*ВЫБРАННЫЙ ОТРЫВОК:*
Но Екатерина подозревала, что ее «кума» ведет двойную игру. Испанцы и венецианцы также что-то учуяли. Агилон прозорливо написал своему повелителю: «Нет вещи, которая меньше понравилась бы англичанам, нежели видеть, как французы вступают в Нидерланды». Кавалли знал, что Елизавета продемонстрировала Филиппу II свое намерение сохранить «на четыре столетия мир, воцарившийся между Бургундией и Англией». Он добавлял: «Англичане ищут самого тесного союза с Францией, но тем не менее они желают также поддерживать добрые отношения с испанцами, и для них не так-то легко открыто выступить против последних, ибо они все еще не считают свою дружбу с Францией достаточно прочной».

И притом не препятствовала ли сама бедность Валуа мечтам о великих предприятиях?

Поэтому было неожиданностью содействие образованию флота из тридцати судов, собиравшегося в Бордо под командованием Строцци, кузена Медичи. Шла ли речь о том, чтобы атаковать испанцев? Или об одной из дальних экспедиций, желанных адмиралу, в Китай, к мысу Доброй Надежды, в Магелланов пролив?

Королева-мать сообщила нунцию официальную версию франко-английских переговоров. Без сомнения, речь шла о сближении между двумя странами, или, скорее, о примирении, в котором нет ничего, что могло бы обеспокоить Его католическое Величество. Естественно, говорили и о браке. Надлежало осторожно обращаться с английской королевой после отказа Месье, вот почему герцог д'Алансон претендует на ее руку.

*ФРАГМЕНТ ИСТОЧНИКА:*
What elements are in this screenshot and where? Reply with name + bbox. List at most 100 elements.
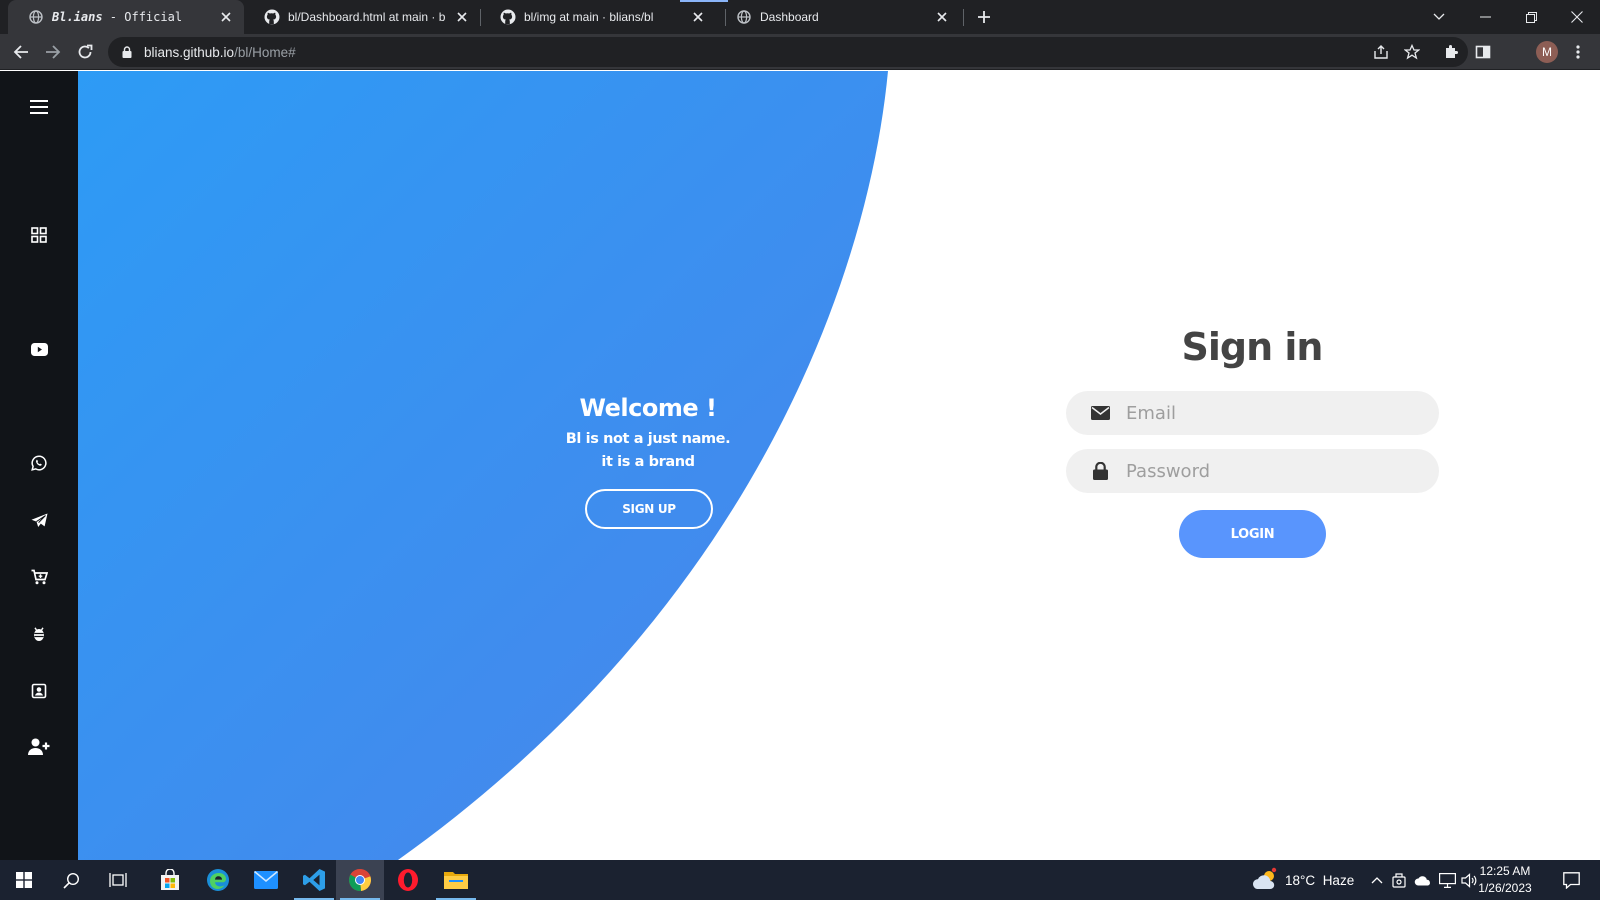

*ЗАДАНИЯ:*
A. Перепишите из отрывка о франко-английских переговорах дословно всё начиная со слов «Поэтому было неожиданностью» и вплоть до слов «на ее руку.».
B. Продолжите отрывок о франко-английских переговорах с того места, на котором он заканчивается.

*ОТВЕТЫ НИЖЕ:*
A.
Поэтому было неожиданностью содействие образованию флота из тридцати судов, собиравшегося в Бордо под командованием Строцци, кузена Медичи. Шла ли речь о том, чтобы атаковать испанцев? Или об одной из дальних экспедиций, желанных адмиралу, в Китай, к мысу Доброй Надежды, в Магелланов пролив?

Королева-мать сообщила нунцию официальную версию франко-английских переговоров. Без сомнения, речь шла о сближении между двумя странами, или, скорее, о примирении, в котором нет ничего, что могло бы обеспокоить Его католическое Величество. Естественно, говорили и о браке. Надлежало осторожно обращаться с английской королевой после отказа Месье, вот почему герцог д'Алансон претендует на ее руку.

B.
Но главный спор касался Марии Стюарт, этой «неутомимой заговорщицы». Король вступился за свою невестку, которой обещали жизнь, если только она перестанет интриговать, в чем в действительности Его Величество оставался скептиком. Не была ли эта шотландская королева лучшим оружием Филиппа II против едва ли законной дочери Генриха VIII?

Красивые слова Екатерины служили защитной ширмой. Несмотря на взаимную подозрительность, два королевства вполне успешно закладывали основание военного и коммерческого союза, который гарантировал, сверх того, независимость Шотландии.

Это еще больше отбило у Лотарингцев охоту являться ко двору. Когда король потребовал от них, если они готовы уважать его добрую волю, принять примирение, Гиз передал ему пылкие заверения в своей лояльности, то есть завуалированный отказ. Примирение должно состояться без посредников. Его Величество мог прежде всего попросить совета у своего дворянства. В ожидании чего молодой герцог, не желая спровоцировать каких-либо бедствий, предложил отправиться биться против турок во главе пятисот солдат с пятью галерами, снаряженными за свой счет.

Король запретил ему это, а затем передал ему рекомендации самых старых и авторитетных капитанов. Но надменное племя ничего не желало слушать. К тому же настал момент для контратаки Церкви.

* * *

Двор собрался на безмятежных берегах Луары. Несмотря на появление множества священных особ, Блуа стал местом редкостных дебошей, где под снисходительным взглядом королевы-матери пылкая молодость предавалась неумеренным удовольствиям. Один за другим следовали маскарады, поводы для флирта и для грубых розыгрышей. Христианнейшего короля видели с лицом, вымазанным сажей, а затем наряженным лошадью с седлом на спине.

Герцог Анжуйский, постоянно окруженный женщинами, изумлял своим умением подражать им, до предела надушившись, нося невероятные по изысканности наряды и навешивая самого разного рода серьги.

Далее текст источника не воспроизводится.